## WRITTEN EXERCISE:
Pictures do not belong in the copy; quote every entry below exactly.

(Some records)
_ _ _
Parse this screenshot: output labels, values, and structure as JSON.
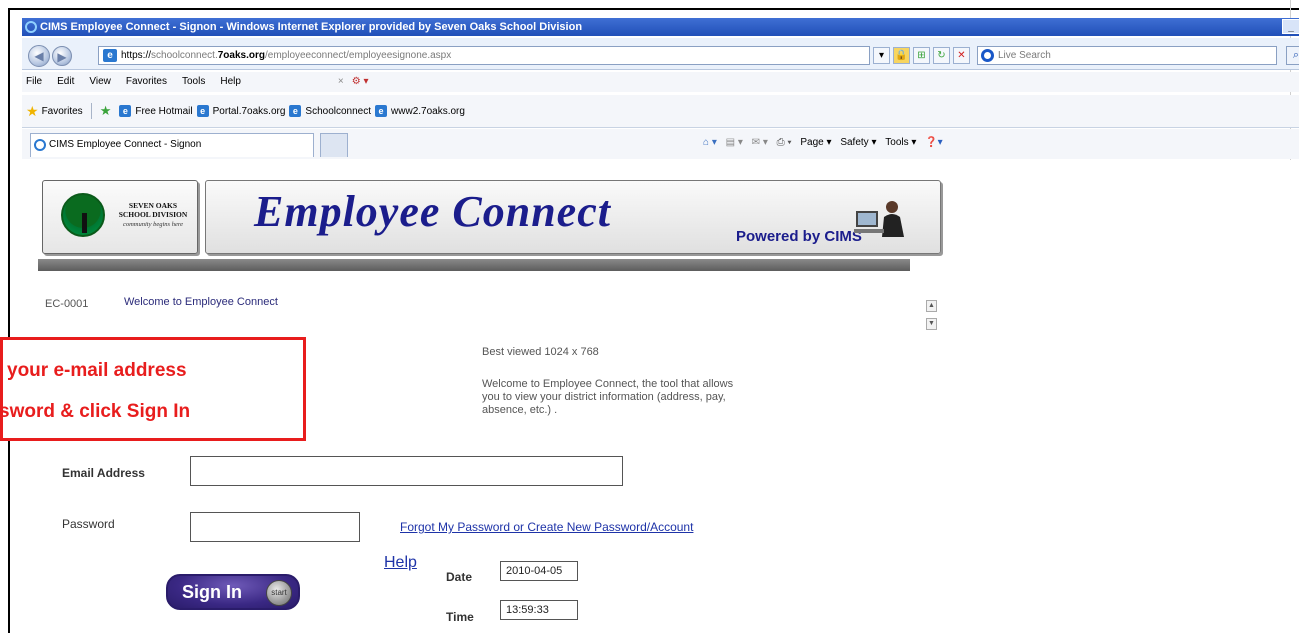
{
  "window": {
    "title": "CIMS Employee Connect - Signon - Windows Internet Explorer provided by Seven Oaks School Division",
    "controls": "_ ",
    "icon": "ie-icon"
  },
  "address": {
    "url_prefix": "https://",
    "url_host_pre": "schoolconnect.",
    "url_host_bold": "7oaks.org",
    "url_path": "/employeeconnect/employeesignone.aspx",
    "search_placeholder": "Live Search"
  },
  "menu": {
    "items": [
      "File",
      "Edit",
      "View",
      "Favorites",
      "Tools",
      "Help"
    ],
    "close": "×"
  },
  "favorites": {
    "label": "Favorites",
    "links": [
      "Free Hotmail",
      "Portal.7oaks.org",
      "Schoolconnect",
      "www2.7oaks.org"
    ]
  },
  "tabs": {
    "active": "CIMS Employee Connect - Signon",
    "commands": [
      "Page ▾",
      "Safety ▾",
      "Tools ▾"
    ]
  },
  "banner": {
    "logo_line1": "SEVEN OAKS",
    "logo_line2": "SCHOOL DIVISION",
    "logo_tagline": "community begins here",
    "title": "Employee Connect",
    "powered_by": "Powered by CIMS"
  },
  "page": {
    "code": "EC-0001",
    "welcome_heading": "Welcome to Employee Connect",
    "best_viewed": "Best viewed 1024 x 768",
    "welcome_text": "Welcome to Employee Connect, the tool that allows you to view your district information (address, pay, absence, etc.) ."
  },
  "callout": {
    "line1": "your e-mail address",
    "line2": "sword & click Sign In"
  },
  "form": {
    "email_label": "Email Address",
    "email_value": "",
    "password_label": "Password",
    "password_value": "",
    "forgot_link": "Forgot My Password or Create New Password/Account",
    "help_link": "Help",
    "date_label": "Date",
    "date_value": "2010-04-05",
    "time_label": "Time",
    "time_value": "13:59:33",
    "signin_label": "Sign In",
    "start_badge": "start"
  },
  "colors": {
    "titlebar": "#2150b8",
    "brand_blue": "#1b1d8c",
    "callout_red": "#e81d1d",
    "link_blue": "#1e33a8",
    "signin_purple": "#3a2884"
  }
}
_ _ _
## RESPONSE BELOW:
Parse this screenshot: output labels, values, and structure as JSON.
{
  "window": {
    "title": "CIMS Employee Connect - Signon - Windows Internet Explorer provided by Seven Oaks School Division",
    "controls": "_ ",
    "icon": "ie-icon"
  },
  "address": {
    "url_prefix": "https://",
    "url_host_pre": "schoolconnect.",
    "url_host_bold": "7oaks.org",
    "url_path": "/employeeconnect/employeesignone.aspx",
    "search_placeholder": "Live Search"
  },
  "menu": {
    "items": [
      "File",
      "Edit",
      "View",
      "Favorites",
      "Tools",
      "Help"
    ],
    "close": "×"
  },
  "favorites": {
    "label": "Favorites",
    "links": [
      "Free Hotmail",
      "Portal.7oaks.org",
      "Schoolconnect",
      "www2.7oaks.org"
    ]
  },
  "tabs": {
    "active": "CIMS Employee Connect - Signon",
    "commands": [
      "Page ▾",
      "Safety ▾",
      "Tools ▾"
    ]
  },
  "banner": {
    "logo_line1": "SEVEN OAKS",
    "logo_line2": "SCHOOL DIVISION",
    "logo_tagline": "community begins here",
    "title": "Employee Connect",
    "powered_by": "Powered by CIMS"
  },
  "page": {
    "code": "EC-0001",
    "welcome_heading": "Welcome to Employee Connect",
    "best_viewed": "Best viewed 1024 x 768",
    "welcome_text": "Welcome to Employee Connect, the tool that allows you to view your district information (address, pay, absence, etc.) ."
  },
  "callout": {
    "line1": "your e-mail address",
    "line2": "sword & click Sign In"
  },
  "form": {
    "email_label": "Email Address",
    "email_value": "",
    "password_label": "Password",
    "password_value": "",
    "forgot_link": "Forgot My Password or Create New Password/Account",
    "help_link": "Help",
    "date_label": "Date",
    "date_value": "2010-04-05",
    "time_label": "Time",
    "time_value": "13:59:33",
    "signin_label": "Sign In",
    "start_badge": "start"
  },
  "colors": {
    "titlebar": "#2150b8",
    "brand_blue": "#1b1d8c",
    "callout_red": "#e81d1d",
    "link_blue": "#1e33a8",
    "signin_purple": "#3a2884"
  }
}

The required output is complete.